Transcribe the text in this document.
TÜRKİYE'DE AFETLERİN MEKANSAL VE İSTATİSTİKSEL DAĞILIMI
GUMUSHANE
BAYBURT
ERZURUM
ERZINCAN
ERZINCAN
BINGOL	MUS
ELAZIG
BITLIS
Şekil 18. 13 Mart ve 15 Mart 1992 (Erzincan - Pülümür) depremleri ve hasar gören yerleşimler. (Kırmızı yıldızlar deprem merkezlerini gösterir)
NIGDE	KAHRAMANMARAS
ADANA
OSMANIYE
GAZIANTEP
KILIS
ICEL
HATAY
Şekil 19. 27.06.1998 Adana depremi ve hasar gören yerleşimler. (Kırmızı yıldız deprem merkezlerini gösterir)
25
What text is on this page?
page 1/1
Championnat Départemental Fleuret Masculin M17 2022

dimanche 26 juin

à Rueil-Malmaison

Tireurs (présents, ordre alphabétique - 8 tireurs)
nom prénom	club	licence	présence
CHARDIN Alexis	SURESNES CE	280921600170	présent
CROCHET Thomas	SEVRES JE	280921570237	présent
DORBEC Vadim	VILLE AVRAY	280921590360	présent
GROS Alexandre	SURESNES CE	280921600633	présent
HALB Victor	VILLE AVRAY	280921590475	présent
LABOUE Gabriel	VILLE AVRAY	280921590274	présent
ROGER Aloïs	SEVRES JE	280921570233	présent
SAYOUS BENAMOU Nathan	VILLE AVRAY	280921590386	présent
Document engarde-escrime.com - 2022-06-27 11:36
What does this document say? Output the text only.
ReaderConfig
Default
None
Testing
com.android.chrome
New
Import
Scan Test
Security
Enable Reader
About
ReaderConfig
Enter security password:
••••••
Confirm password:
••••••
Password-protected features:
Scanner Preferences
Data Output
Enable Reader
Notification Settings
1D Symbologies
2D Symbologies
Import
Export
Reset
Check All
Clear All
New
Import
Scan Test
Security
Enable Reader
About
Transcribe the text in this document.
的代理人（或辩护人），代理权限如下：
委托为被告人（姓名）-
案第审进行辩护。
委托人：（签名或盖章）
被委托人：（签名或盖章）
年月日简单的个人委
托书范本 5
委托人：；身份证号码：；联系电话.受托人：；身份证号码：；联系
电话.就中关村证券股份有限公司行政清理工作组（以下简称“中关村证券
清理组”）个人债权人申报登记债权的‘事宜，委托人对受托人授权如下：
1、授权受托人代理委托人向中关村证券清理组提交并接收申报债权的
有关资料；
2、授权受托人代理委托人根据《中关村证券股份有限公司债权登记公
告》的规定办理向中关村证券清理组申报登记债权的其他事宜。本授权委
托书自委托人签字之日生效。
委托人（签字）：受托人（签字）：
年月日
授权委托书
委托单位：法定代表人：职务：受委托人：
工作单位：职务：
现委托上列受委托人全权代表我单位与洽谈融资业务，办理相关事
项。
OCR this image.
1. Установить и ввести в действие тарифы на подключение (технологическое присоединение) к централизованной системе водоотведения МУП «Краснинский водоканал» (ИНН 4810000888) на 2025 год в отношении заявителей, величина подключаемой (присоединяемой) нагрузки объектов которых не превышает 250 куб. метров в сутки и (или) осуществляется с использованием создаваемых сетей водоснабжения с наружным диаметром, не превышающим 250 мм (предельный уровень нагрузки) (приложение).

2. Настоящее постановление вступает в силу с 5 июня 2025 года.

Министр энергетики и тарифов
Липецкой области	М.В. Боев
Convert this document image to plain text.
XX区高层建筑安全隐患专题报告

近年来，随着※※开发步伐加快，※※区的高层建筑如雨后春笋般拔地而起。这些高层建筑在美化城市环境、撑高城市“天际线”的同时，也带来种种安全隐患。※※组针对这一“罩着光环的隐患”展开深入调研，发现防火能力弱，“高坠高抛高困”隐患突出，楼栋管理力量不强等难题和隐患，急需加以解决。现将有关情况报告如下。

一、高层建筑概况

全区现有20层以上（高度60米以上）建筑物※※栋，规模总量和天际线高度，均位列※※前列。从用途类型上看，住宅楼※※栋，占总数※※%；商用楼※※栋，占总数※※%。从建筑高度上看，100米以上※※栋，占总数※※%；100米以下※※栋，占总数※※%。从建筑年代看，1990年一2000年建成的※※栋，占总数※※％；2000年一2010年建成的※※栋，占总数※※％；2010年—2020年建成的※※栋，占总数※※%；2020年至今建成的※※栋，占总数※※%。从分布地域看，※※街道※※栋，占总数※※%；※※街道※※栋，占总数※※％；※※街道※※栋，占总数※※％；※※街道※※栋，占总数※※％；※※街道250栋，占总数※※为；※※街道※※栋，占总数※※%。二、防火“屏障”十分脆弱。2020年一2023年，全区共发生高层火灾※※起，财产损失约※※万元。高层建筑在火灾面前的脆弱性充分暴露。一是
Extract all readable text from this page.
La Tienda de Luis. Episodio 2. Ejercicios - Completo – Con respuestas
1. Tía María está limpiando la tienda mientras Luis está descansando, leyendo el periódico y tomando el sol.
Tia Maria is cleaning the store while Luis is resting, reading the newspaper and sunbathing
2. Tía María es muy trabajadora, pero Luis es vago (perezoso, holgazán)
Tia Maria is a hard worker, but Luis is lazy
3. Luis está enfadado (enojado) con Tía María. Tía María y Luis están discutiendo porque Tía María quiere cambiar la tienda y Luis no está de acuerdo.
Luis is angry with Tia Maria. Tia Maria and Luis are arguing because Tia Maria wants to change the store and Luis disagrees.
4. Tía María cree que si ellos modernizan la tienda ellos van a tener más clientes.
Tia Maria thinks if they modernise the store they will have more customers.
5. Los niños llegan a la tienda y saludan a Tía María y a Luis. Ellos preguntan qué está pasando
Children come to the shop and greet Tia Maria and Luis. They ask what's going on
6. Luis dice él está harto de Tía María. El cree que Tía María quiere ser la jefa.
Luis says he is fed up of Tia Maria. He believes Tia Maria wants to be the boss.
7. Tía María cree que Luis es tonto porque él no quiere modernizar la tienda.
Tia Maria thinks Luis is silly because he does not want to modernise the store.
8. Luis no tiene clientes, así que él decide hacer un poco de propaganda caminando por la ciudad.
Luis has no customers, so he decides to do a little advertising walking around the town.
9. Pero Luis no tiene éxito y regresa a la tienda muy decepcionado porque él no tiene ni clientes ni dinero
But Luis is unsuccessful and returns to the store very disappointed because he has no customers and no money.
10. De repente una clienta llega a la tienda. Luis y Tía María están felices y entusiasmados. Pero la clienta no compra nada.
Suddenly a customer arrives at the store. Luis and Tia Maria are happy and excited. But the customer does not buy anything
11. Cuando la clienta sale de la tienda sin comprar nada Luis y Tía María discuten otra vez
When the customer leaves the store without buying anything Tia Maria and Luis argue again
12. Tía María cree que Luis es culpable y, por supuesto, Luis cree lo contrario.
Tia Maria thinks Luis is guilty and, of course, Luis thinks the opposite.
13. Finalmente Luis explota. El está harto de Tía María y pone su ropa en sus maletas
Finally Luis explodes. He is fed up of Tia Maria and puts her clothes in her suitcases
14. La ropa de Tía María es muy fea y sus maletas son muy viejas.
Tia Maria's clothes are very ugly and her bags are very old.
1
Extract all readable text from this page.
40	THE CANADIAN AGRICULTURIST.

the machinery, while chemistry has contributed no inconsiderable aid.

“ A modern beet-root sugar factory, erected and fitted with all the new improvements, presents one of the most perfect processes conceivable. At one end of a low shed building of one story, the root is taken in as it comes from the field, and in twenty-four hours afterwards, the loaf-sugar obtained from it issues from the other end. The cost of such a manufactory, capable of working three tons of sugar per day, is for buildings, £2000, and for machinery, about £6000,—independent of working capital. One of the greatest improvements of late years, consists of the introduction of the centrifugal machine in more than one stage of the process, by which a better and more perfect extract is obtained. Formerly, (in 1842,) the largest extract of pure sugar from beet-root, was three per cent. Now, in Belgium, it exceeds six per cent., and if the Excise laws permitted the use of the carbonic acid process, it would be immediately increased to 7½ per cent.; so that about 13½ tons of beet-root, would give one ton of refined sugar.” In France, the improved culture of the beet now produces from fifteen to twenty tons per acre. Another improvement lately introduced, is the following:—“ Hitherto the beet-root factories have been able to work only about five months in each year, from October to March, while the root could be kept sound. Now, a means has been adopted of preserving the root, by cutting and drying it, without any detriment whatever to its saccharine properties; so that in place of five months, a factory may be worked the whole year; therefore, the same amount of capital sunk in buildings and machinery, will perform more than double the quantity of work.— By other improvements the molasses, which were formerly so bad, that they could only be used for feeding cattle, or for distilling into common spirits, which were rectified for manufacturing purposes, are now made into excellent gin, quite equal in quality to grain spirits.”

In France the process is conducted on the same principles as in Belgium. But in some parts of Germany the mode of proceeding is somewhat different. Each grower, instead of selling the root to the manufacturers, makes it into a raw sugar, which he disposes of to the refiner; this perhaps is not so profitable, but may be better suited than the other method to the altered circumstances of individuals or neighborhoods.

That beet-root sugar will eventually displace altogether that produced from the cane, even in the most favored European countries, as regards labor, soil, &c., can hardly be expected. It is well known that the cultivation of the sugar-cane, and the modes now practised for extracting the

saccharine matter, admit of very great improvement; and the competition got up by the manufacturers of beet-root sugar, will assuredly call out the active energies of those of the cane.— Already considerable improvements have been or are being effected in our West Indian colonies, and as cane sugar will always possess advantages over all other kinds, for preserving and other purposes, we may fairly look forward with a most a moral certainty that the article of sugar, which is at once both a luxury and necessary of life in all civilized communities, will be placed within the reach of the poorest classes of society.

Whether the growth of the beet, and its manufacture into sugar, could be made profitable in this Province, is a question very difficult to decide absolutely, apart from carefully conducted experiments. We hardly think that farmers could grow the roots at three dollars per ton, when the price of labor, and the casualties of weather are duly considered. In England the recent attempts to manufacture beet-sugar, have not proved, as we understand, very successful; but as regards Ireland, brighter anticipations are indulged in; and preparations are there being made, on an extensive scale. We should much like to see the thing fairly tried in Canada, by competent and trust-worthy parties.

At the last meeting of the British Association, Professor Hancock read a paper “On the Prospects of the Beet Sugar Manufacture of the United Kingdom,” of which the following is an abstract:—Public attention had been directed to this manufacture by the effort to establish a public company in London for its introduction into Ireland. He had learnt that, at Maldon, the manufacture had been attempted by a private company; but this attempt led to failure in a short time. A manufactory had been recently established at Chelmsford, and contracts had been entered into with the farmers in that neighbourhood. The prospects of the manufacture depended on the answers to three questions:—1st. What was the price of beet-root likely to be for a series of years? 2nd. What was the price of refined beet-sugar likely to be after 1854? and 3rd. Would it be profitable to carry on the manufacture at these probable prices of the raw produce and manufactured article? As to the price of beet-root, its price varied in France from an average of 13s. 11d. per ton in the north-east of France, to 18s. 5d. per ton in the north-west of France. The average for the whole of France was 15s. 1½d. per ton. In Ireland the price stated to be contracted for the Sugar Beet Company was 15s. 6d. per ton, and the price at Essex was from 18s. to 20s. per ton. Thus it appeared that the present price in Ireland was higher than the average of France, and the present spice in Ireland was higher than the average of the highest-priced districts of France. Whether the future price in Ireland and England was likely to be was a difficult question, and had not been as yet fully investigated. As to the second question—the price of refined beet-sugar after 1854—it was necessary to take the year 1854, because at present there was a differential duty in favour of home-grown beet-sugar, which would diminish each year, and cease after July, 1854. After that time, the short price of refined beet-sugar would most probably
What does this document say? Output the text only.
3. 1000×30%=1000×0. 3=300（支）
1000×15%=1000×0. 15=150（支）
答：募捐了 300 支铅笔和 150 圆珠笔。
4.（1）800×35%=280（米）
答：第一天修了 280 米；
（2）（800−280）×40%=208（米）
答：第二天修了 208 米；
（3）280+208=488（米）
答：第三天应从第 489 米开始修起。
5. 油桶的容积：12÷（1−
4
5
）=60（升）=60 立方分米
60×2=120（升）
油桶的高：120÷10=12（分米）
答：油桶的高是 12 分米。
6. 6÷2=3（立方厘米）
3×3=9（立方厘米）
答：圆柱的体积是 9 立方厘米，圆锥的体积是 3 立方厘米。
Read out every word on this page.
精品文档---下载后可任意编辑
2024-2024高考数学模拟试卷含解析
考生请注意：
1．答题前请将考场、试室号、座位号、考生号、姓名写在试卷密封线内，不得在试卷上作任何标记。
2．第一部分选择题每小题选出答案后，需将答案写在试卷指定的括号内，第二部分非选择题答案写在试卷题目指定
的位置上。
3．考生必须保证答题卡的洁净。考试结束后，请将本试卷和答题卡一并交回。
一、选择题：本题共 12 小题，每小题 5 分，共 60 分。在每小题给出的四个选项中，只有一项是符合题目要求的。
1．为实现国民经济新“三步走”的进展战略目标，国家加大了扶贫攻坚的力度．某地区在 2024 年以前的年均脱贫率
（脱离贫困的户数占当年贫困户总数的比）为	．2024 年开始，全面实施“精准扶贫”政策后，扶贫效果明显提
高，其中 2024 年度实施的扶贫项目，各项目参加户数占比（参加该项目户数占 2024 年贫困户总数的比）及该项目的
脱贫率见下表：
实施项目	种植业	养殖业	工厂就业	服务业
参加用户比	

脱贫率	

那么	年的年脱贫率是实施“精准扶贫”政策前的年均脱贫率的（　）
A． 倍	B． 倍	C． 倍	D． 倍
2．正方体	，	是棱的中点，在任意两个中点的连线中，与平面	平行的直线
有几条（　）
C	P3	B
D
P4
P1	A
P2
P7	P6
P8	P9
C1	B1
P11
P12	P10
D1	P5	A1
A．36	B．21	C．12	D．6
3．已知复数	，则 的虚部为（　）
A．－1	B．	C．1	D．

• Task requirements: Show every line that contains the word "gören".

• Result below:
Şekil 18. 13 Mart ve 15 Mart 1992 (Erzincan - Pülümür) depremleri ve hasar gören yerleşimler. (Kırmızı yıldızlar deprem merkezlerini gösterir)
Şekil 19. 27.06.1998 Adana depremi ve hasar gören yerleşimler. (Kırmızı yıldız deprem merkezlerini gösterir)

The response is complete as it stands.